(Given task) Could you write out the records below exactly as they appear, leaving out any pictures?

(Entries from a dataset)
-- Begin --
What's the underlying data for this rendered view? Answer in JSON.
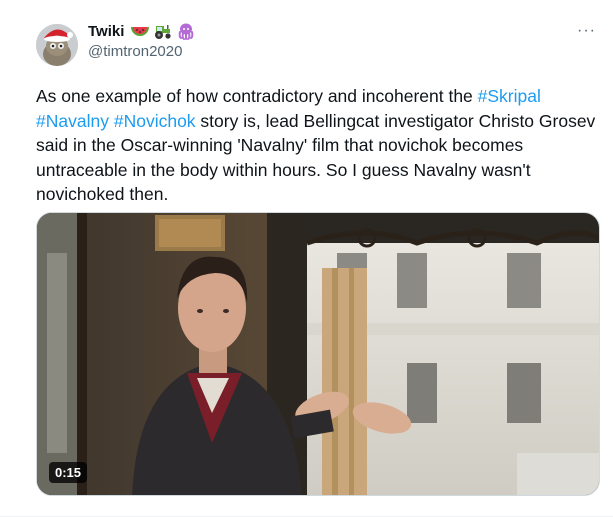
{
  "author": {
    "display_name": "Twiki",
    "emojis": [
      "watermelon-emoji",
      "tractor-emoji",
      "octopus-emoji"
    ],
    "handle": "@timtron2020"
  },
  "more_menu": "···",
  "tweet": {
    "text_parts": [
      {
        "type": "text",
        "value": "As one example of how contradictory and incoherent the "
      },
      {
        "type": "hashtag",
        "value": "#Skripal"
      },
      {
        "type": "text",
        "value": " "
      },
      {
        "type": "hashtag",
        "value": "#Navalny"
      },
      {
        "type": "text",
        "value": " "
      },
      {
        "type": "hashtag",
        "value": "#Novichok"
      },
      {
        "type": "text",
        "value": " story is, lead Bellingcat investigator Christo Grosev said in the Oscar-winning 'Navalny' film that novichok becomes untraceable in the body within hours. So I guess Navalny wasn't novichoked then."
      }
    ]
  },
  "media": {
    "video_timestamp": "0:15"
  },
  "colors": {
    "hashtag": "#1d9bf0",
    "text": "#0f1419",
    "secondary": "#536471"
  }
}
-- End --
(Answer for this exercise)
What's the underlying data for this rendered view? Answer in JSON.
{
  "author": {
    "display_name": "Twiki",
    "emojis": [
      "watermelon-emoji",
      "tractor-emoji",
      "octopus-emoji"
    ],
    "handle": "@timtron2020"
  },
  "more_menu": "···",
  "tweet": {
    "text_parts": [
      {
        "type": "text",
        "value": "As one example of how contradictory and incoherent the "
      },
      {
        "type": "hashtag",
        "value": "#Skripal"
      },
      {
        "type": "text",
        "value": " "
      },
      {
        "type": "hashtag",
        "value": "#Navalny"
      },
      {
        "type": "text",
        "value": " "
      },
      {
        "type": "hashtag",
        "value": "#Novichok"
      },
      {
        "type": "text",
        "value": " story is, lead Bellingcat investigator Christo Grosev said in the Oscar-winning 'Navalny' film that novichok becomes untraceable in the body within hours. So I guess Navalny wasn't novichoked then."
      }
    ]
  },
  "media": {
    "video_timestamp": "0:15"
  },
  "colors": {
    "hashtag": "#1d9bf0",
    "text": "#0f1419",
    "secondary": "#536471"
  }
}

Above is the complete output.